A run of records
┌──
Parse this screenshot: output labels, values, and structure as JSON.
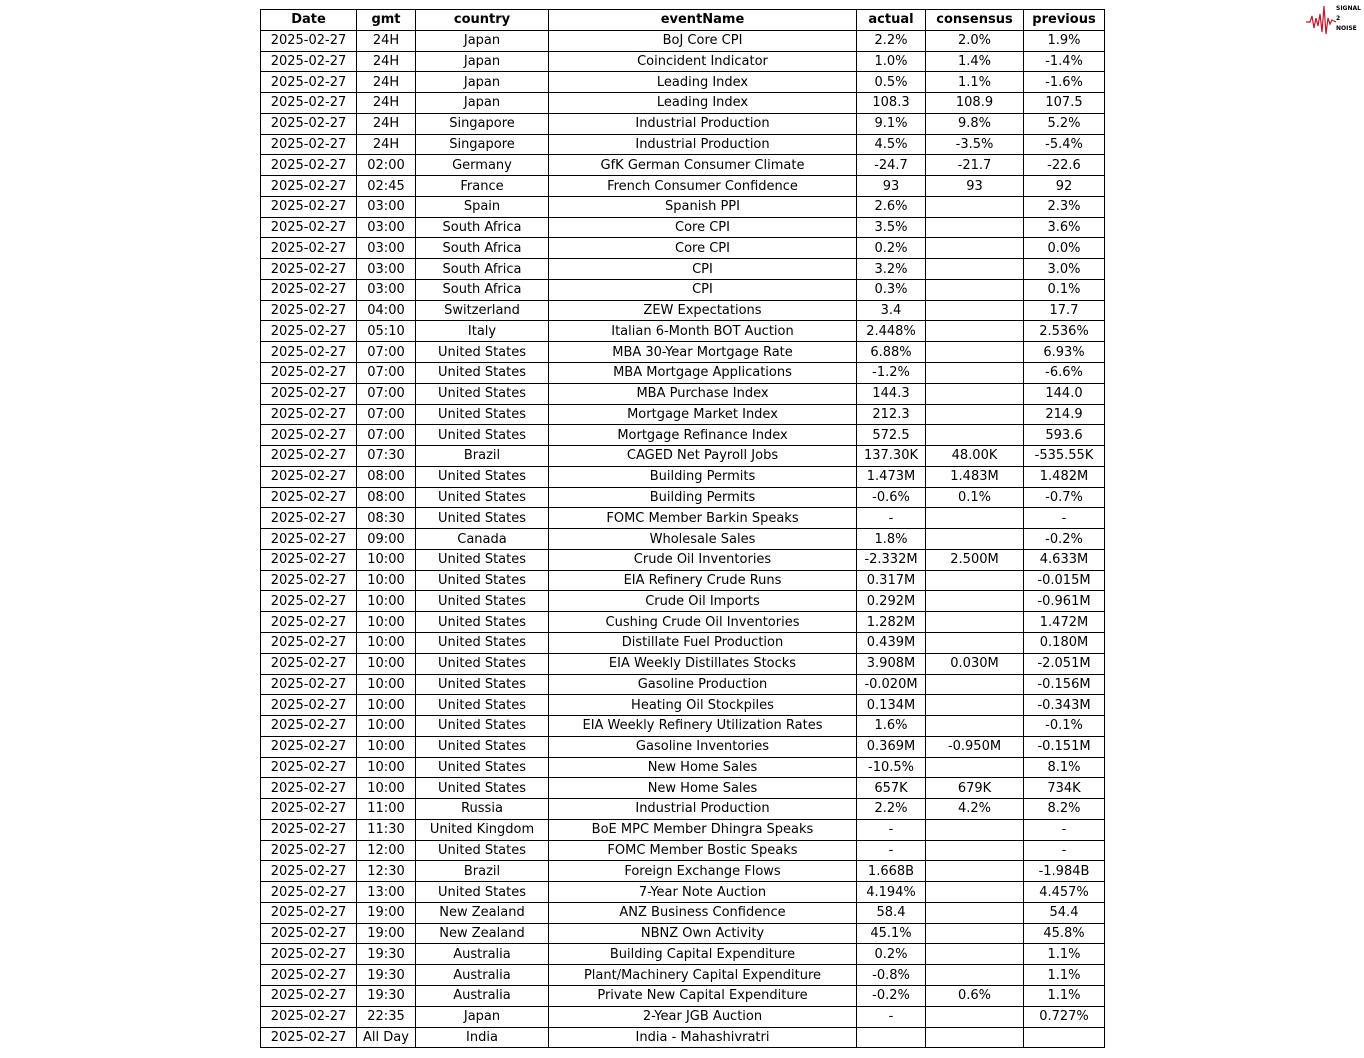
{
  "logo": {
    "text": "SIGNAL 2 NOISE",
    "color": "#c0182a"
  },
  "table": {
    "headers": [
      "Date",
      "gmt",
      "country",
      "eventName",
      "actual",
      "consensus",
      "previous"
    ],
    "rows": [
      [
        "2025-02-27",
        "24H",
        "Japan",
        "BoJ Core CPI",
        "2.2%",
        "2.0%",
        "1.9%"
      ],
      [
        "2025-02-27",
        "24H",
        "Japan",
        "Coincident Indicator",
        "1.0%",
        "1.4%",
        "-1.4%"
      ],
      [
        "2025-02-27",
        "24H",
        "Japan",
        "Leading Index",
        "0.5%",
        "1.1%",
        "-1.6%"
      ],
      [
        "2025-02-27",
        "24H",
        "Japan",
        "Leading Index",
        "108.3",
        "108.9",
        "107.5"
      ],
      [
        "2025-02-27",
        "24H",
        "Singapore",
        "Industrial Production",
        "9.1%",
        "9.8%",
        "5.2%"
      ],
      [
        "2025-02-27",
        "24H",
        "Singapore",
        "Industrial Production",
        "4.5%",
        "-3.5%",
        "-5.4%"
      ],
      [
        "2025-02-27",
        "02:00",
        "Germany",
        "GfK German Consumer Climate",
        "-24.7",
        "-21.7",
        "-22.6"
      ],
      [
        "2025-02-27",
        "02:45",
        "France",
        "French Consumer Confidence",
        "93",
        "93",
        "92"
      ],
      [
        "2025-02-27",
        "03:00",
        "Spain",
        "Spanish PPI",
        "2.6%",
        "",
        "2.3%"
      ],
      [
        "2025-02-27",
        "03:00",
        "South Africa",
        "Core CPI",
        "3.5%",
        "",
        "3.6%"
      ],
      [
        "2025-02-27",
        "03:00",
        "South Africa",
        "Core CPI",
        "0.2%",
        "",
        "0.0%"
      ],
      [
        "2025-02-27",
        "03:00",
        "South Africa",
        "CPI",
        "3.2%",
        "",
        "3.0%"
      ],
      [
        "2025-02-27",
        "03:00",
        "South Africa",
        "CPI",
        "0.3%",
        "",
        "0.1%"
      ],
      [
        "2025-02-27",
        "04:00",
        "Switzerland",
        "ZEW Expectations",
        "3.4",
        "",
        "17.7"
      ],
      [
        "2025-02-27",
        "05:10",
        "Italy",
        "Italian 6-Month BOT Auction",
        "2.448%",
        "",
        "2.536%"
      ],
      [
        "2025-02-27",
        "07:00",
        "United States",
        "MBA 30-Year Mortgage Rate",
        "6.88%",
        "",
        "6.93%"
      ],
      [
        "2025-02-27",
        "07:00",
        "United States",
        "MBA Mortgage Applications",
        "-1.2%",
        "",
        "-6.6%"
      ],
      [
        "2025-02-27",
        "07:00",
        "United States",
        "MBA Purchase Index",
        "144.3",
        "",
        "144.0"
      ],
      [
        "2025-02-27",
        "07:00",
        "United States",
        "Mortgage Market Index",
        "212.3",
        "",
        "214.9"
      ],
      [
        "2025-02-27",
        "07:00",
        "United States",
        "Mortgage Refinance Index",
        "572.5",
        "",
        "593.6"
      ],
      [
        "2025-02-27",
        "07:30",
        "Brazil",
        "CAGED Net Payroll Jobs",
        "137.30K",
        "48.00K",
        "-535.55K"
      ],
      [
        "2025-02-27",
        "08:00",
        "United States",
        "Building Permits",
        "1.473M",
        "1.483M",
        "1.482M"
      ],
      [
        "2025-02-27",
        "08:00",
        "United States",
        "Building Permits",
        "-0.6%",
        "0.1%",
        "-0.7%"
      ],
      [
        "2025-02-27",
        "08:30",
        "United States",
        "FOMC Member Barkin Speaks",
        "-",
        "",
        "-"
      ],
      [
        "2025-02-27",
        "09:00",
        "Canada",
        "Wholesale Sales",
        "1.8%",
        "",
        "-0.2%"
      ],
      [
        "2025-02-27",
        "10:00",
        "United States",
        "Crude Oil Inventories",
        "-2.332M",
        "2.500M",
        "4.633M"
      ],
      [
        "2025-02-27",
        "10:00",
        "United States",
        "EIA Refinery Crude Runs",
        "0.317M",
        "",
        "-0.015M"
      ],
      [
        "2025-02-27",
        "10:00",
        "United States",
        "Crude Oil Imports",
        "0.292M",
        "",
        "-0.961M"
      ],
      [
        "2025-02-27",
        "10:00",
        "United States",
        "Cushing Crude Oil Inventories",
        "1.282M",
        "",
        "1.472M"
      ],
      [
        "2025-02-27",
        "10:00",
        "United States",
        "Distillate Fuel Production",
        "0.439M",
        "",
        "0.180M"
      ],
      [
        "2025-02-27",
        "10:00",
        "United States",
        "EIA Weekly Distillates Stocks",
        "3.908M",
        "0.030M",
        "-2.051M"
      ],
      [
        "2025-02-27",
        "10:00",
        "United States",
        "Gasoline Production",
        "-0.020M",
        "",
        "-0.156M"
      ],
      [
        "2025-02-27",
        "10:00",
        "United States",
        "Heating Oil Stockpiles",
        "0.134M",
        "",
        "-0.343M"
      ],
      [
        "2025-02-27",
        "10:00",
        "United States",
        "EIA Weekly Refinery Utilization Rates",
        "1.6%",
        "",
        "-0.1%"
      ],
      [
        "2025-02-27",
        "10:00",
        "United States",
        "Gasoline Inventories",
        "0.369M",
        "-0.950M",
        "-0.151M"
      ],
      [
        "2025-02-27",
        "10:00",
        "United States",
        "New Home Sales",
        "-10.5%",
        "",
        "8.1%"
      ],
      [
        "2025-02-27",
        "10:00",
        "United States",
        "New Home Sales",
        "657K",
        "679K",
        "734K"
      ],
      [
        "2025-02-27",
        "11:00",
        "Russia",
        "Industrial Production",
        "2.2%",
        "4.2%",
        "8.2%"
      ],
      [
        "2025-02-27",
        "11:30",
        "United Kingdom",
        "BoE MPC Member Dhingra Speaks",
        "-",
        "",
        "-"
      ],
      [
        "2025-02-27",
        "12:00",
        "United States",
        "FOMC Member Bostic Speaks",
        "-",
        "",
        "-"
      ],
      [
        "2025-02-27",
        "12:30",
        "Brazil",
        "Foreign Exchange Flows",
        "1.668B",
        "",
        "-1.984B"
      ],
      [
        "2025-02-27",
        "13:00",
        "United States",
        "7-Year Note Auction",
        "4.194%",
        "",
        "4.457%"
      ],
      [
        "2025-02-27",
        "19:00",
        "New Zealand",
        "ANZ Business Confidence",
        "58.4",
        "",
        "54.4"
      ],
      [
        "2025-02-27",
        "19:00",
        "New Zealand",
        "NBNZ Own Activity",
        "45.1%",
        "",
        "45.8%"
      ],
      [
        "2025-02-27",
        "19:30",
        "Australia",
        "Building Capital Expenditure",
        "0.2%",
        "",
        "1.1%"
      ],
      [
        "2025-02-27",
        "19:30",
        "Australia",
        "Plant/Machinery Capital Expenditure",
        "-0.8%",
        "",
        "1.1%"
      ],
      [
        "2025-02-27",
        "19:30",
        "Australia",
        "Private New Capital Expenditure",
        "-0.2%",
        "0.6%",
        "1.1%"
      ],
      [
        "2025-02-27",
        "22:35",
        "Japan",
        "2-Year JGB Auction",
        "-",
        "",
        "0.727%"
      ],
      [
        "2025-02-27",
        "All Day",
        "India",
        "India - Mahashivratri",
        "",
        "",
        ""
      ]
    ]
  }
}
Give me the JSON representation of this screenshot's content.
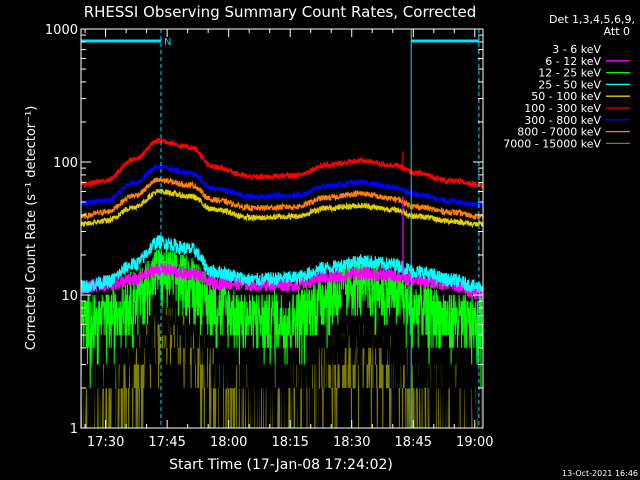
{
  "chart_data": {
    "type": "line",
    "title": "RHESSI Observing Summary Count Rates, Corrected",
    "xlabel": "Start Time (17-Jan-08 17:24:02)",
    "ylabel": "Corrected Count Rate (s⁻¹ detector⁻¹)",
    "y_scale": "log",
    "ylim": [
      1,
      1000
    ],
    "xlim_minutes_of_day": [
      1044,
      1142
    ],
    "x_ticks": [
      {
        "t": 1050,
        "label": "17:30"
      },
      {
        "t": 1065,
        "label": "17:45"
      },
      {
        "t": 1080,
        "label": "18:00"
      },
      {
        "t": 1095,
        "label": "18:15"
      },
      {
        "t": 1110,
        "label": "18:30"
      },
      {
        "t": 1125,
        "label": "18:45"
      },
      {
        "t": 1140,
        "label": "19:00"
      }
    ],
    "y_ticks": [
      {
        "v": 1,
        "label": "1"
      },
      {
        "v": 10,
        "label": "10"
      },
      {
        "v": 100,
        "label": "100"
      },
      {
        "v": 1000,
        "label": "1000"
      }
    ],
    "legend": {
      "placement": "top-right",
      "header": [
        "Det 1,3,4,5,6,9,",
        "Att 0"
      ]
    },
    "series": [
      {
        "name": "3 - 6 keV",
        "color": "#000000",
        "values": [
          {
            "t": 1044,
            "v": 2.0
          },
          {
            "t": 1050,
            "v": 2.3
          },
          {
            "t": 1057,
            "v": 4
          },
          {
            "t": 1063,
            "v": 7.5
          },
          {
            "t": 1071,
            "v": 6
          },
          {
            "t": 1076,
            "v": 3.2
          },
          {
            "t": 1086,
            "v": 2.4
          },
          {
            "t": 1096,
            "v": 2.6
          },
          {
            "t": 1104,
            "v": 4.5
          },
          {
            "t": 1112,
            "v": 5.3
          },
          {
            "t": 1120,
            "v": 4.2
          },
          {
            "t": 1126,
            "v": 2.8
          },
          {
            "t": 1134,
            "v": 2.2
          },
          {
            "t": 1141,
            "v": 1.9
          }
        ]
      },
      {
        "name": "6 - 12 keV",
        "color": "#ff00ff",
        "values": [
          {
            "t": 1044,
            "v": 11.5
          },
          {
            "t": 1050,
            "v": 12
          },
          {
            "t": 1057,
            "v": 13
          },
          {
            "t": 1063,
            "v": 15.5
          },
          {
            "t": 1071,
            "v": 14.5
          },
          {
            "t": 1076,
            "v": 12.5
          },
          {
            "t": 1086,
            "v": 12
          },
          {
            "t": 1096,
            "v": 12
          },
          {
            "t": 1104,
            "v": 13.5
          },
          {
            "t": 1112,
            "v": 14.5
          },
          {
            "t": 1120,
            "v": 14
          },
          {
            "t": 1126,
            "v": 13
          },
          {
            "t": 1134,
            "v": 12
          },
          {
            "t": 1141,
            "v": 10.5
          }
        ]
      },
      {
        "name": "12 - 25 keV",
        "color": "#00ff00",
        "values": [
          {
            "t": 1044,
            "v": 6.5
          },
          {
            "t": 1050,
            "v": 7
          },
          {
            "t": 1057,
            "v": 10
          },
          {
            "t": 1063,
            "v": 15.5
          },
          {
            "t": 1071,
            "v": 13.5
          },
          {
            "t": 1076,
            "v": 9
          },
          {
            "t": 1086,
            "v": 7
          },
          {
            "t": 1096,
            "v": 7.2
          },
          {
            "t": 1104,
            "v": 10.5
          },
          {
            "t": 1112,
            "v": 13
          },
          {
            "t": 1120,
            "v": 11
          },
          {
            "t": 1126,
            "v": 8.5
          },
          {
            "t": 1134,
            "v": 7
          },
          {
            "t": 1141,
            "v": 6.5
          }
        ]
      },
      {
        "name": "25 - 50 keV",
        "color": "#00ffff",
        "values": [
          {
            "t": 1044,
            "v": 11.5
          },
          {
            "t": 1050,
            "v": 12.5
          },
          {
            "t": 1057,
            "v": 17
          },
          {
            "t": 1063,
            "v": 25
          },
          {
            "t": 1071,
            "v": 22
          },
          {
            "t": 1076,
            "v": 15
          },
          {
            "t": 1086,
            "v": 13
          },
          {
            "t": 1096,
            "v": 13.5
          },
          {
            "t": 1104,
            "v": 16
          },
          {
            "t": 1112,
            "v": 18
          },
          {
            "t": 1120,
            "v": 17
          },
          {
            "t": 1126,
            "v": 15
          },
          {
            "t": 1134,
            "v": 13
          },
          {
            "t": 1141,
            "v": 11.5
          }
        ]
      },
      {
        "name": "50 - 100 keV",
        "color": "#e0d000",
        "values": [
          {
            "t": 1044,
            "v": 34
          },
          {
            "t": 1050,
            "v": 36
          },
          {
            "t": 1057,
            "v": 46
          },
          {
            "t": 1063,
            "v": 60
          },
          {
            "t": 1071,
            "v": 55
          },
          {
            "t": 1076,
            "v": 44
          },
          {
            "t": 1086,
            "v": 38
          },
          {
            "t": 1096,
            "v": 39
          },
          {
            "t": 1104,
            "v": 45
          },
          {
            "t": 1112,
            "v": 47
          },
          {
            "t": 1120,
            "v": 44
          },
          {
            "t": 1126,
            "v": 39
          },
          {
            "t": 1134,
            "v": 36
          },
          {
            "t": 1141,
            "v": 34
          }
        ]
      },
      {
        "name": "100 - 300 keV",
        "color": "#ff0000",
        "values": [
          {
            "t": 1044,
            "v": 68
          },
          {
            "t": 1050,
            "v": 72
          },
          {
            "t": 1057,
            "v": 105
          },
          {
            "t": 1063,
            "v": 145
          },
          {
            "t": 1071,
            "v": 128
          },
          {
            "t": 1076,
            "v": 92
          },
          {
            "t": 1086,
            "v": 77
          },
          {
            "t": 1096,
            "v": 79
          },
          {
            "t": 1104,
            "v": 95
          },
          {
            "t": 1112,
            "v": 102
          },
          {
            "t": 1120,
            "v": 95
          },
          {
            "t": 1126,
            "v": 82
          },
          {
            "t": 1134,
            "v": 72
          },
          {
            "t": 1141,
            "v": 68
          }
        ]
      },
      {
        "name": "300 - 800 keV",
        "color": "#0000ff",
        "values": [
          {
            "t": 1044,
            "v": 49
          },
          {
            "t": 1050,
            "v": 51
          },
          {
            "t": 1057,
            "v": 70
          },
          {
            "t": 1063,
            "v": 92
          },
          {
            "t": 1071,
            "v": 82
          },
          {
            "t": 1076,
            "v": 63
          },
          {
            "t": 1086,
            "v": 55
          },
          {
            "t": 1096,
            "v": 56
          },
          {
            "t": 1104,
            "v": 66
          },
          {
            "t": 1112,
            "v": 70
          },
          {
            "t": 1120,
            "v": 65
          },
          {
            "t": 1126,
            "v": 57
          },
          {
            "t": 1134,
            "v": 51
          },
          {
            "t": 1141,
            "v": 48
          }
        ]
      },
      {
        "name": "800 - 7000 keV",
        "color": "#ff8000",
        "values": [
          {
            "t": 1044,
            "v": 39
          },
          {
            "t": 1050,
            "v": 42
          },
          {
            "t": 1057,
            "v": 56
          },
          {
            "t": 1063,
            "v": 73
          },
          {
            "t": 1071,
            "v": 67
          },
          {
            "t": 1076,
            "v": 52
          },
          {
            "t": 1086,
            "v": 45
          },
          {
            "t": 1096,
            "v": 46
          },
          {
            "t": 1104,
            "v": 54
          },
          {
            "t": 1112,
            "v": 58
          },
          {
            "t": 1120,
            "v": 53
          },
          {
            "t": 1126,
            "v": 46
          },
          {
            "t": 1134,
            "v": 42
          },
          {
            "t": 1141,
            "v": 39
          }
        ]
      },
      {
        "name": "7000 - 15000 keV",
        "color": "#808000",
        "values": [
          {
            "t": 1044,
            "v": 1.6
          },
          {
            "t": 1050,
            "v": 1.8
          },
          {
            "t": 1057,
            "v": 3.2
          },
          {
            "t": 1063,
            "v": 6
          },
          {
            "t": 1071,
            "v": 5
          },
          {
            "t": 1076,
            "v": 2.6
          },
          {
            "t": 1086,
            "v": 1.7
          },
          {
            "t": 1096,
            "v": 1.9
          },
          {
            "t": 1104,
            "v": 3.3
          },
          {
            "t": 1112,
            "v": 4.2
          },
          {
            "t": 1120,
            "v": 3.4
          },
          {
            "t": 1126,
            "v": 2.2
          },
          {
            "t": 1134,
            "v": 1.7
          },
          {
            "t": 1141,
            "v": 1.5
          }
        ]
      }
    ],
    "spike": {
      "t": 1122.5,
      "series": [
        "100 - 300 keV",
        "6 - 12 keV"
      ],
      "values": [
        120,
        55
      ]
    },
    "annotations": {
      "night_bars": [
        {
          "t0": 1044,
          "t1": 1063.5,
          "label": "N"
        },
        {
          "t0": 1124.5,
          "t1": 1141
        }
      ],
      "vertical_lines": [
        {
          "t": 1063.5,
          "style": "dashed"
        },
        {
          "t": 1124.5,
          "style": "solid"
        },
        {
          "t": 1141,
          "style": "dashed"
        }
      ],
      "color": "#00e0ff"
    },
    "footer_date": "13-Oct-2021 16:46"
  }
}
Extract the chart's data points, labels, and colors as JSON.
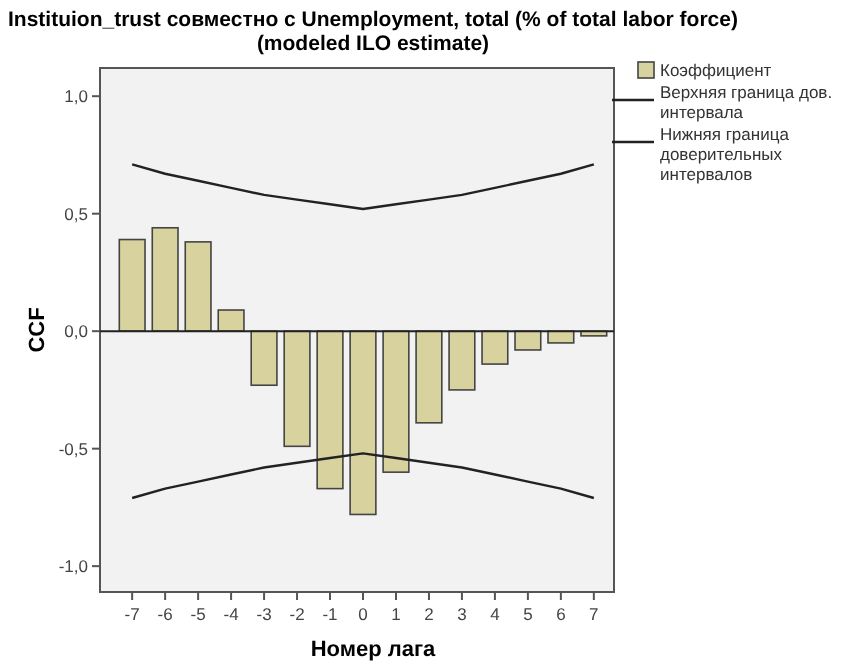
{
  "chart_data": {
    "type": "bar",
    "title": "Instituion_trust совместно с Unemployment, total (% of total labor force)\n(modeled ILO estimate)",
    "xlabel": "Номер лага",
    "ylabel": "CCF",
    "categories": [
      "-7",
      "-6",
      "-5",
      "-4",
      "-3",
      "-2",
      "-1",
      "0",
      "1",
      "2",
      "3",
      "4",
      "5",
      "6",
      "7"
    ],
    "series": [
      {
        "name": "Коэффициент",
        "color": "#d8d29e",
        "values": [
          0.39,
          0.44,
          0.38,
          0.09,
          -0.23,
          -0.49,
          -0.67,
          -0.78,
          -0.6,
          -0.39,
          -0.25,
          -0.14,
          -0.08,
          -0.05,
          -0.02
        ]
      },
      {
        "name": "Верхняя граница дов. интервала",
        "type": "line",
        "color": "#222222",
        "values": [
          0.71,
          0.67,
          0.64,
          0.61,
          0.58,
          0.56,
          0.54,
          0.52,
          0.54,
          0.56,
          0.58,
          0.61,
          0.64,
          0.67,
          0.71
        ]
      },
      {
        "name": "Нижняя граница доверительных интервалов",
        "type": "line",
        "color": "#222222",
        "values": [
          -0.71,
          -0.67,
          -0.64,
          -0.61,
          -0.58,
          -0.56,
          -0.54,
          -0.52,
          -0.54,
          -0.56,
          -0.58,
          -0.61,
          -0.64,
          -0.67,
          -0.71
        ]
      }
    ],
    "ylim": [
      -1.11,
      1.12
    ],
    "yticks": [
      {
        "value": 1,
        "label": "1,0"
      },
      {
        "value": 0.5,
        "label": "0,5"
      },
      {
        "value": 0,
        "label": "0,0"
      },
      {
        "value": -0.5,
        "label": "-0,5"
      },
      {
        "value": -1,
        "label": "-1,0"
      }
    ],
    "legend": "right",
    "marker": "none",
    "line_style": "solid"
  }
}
└──
• _Work to complete_
Report the number of lines that include the string "Auction"; return nothing but the count.

• _Output_
3